# Short problem
Your task is to repeat all of the data exactly while excluding the pictures.

# Rows from a figure dataset
□ □ □

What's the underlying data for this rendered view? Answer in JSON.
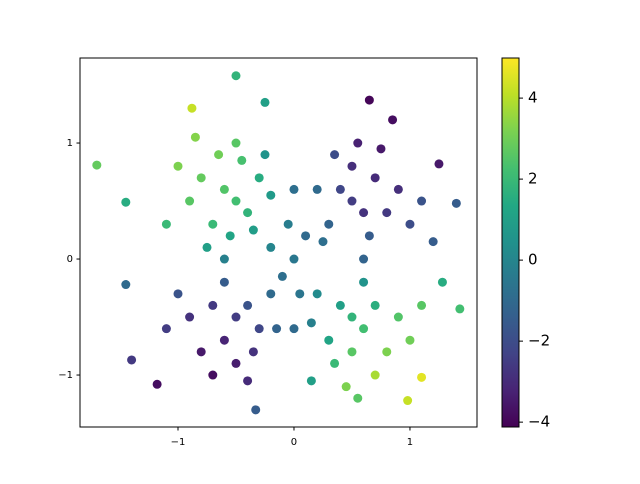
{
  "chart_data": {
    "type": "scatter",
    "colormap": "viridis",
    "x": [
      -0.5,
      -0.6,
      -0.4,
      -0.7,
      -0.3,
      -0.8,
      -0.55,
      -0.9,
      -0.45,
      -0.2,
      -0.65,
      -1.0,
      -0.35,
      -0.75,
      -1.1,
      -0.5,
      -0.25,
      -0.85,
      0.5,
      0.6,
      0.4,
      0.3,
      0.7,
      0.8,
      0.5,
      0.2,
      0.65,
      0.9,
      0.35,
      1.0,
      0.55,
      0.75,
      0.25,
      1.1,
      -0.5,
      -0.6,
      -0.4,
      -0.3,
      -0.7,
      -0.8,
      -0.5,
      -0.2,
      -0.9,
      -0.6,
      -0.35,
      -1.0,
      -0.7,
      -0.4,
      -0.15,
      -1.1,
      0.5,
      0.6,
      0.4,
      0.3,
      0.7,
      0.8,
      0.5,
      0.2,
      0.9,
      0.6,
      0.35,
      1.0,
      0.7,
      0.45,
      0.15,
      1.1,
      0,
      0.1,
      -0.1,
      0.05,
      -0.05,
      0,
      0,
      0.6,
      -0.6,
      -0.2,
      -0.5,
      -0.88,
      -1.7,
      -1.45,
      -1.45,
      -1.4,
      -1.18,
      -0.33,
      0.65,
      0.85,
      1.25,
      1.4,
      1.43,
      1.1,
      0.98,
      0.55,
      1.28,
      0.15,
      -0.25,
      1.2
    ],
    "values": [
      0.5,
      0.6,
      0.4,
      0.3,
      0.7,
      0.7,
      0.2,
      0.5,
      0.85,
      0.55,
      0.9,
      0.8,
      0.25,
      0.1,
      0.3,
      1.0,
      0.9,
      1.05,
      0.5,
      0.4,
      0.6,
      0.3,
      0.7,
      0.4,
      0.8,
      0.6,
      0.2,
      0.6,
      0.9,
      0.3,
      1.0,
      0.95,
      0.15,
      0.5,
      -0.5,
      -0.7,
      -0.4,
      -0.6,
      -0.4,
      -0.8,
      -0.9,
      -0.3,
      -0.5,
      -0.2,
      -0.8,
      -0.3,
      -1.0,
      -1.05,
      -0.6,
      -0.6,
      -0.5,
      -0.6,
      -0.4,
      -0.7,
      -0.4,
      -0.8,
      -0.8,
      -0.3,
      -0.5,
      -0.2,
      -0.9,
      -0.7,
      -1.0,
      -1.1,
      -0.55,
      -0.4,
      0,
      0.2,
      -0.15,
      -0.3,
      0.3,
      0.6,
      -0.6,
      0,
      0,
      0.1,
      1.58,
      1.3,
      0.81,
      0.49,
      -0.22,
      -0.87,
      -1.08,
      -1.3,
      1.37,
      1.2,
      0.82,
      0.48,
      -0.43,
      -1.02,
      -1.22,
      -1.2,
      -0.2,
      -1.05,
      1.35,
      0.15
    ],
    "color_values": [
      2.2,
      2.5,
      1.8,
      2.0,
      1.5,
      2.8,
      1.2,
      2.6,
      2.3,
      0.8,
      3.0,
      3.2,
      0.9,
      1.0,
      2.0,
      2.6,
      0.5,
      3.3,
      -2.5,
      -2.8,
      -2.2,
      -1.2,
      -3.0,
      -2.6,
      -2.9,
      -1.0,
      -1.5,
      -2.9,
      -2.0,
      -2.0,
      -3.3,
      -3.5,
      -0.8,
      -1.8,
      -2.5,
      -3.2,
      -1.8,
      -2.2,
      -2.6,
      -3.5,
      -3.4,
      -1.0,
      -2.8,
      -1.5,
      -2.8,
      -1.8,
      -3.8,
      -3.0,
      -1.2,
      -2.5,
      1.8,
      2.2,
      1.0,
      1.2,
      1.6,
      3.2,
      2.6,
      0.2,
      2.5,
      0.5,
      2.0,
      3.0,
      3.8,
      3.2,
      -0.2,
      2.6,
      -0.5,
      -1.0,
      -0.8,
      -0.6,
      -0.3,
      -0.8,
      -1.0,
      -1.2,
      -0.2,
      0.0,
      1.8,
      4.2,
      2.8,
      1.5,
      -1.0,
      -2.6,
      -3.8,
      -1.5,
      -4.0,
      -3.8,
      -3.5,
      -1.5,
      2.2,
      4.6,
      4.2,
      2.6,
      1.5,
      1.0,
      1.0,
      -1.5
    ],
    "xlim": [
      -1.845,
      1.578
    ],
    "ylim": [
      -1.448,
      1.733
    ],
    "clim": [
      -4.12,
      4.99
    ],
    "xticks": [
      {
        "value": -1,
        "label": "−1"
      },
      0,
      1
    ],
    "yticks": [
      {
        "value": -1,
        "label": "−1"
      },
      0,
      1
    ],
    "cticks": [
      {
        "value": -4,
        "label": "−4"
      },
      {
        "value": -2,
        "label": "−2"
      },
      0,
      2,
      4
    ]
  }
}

□ □ □

# Right answer
What's the underlying data for this rendered view? Answer in JSON.
{
  "chart_data": {
    "type": "scatter",
    "colormap": "viridis",
    "x": [
      -0.5,
      -0.6,
      -0.4,
      -0.7,
      -0.3,
      -0.8,
      -0.55,
      -0.9,
      -0.45,
      -0.2,
      -0.65,
      -1.0,
      -0.35,
      -0.75,
      -1.1,
      -0.5,
      -0.25,
      -0.85,
      0.5,
      0.6,
      0.4,
      0.3,
      0.7,
      0.8,
      0.5,
      0.2,
      0.65,
      0.9,
      0.35,
      1.0,
      0.55,
      0.75,
      0.25,
      1.1,
      -0.5,
      -0.6,
      -0.4,
      -0.3,
      -0.7,
      -0.8,
      -0.5,
      -0.2,
      -0.9,
      -0.6,
      -0.35,
      -1.0,
      -0.7,
      -0.4,
      -0.15,
      -1.1,
      0.5,
      0.6,
      0.4,
      0.3,
      0.7,
      0.8,
      0.5,
      0.2,
      0.9,
      0.6,
      0.35,
      1.0,
      0.7,
      0.45,
      0.15,
      1.1,
      0,
      0.1,
      -0.1,
      0.05,
      -0.05,
      0,
      0,
      0.6,
      -0.6,
      -0.2,
      -0.5,
      -0.88,
      -1.7,
      -1.45,
      -1.45,
      -1.4,
      -1.18,
      -0.33,
      0.65,
      0.85,
      1.25,
      1.4,
      1.43,
      1.1,
      0.98,
      0.55,
      1.28,
      0.15,
      -0.25,
      1.2
    ],
    "values": [
      0.5,
      0.6,
      0.4,
      0.3,
      0.7,
      0.7,
      0.2,
      0.5,
      0.85,
      0.55,
      0.9,
      0.8,
      0.25,
      0.1,
      0.3,
      1.0,
      0.9,
      1.05,
      0.5,
      0.4,
      0.6,
      0.3,
      0.7,
      0.4,
      0.8,
      0.6,
      0.2,
      0.6,
      0.9,
      0.3,
      1.0,
      0.95,
      0.15,
      0.5,
      -0.5,
      -0.7,
      -0.4,
      -0.6,
      -0.4,
      -0.8,
      -0.9,
      -0.3,
      -0.5,
      -0.2,
      -0.8,
      -0.3,
      -1.0,
      -1.05,
      -0.6,
      -0.6,
      -0.5,
      -0.6,
      -0.4,
      -0.7,
      -0.4,
      -0.8,
      -0.8,
      -0.3,
      -0.5,
      -0.2,
      -0.9,
      -0.7,
      -1.0,
      -1.1,
      -0.55,
      -0.4,
      0,
      0.2,
      -0.15,
      -0.3,
      0.3,
      0.6,
      -0.6,
      0,
      0,
      0.1,
      1.58,
      1.3,
      0.81,
      0.49,
      -0.22,
      -0.87,
      -1.08,
      -1.3,
      1.37,
      1.2,
      0.82,
      0.48,
      -0.43,
      -1.02,
      -1.22,
      -1.2,
      -0.2,
      -1.05,
      1.35,
      0.15
    ],
    "color_values": [
      2.2,
      2.5,
      1.8,
      2.0,
      1.5,
      2.8,
      1.2,
      2.6,
      2.3,
      0.8,
      3.0,
      3.2,
      0.9,
      1.0,
      2.0,
      2.6,
      0.5,
      3.3,
      -2.5,
      -2.8,
      -2.2,
      -1.2,
      -3.0,
      -2.6,
      -2.9,
      -1.0,
      -1.5,
      -2.9,
      -2.0,
      -2.0,
      -3.3,
      -3.5,
      -0.8,
      -1.8,
      -2.5,
      -3.2,
      -1.8,
      -2.2,
      -2.6,
      -3.5,
      -3.4,
      -1.0,
      -2.8,
      -1.5,
      -2.8,
      -1.8,
      -3.8,
      -3.0,
      -1.2,
      -2.5,
      1.8,
      2.2,
      1.0,
      1.2,
      1.6,
      3.2,
      2.6,
      0.2,
      2.5,
      0.5,
      2.0,
      3.0,
      3.8,
      3.2,
      -0.2,
      2.6,
      -0.5,
      -1.0,
      -0.8,
      -0.6,
      -0.3,
      -0.8,
      -1.0,
      -1.2,
      -0.2,
      0.0,
      1.8,
      4.2,
      2.8,
      1.5,
      -1.0,
      -2.6,
      -3.8,
      -1.5,
      -4.0,
      -3.8,
      -3.5,
      -1.5,
      2.2,
      4.6,
      4.2,
      2.6,
      1.5,
      1.0,
      1.0,
      -1.5
    ],
    "xlim": [
      -1.845,
      1.578
    ],
    "ylim": [
      -1.448,
      1.733
    ],
    "clim": [
      -4.12,
      4.99
    ],
    "xticks": [
      {
        "value": -1,
        "label": "−1"
      },
      0,
      1
    ],
    "yticks": [
      {
        "value": -1,
        "label": "−1"
      },
      0,
      1
    ],
    "cticks": [
      {
        "value": -4,
        "label": "−4"
      },
      {
        "value": -2,
        "label": "−2"
      },
      0,
      2,
      4
    ]
  }
}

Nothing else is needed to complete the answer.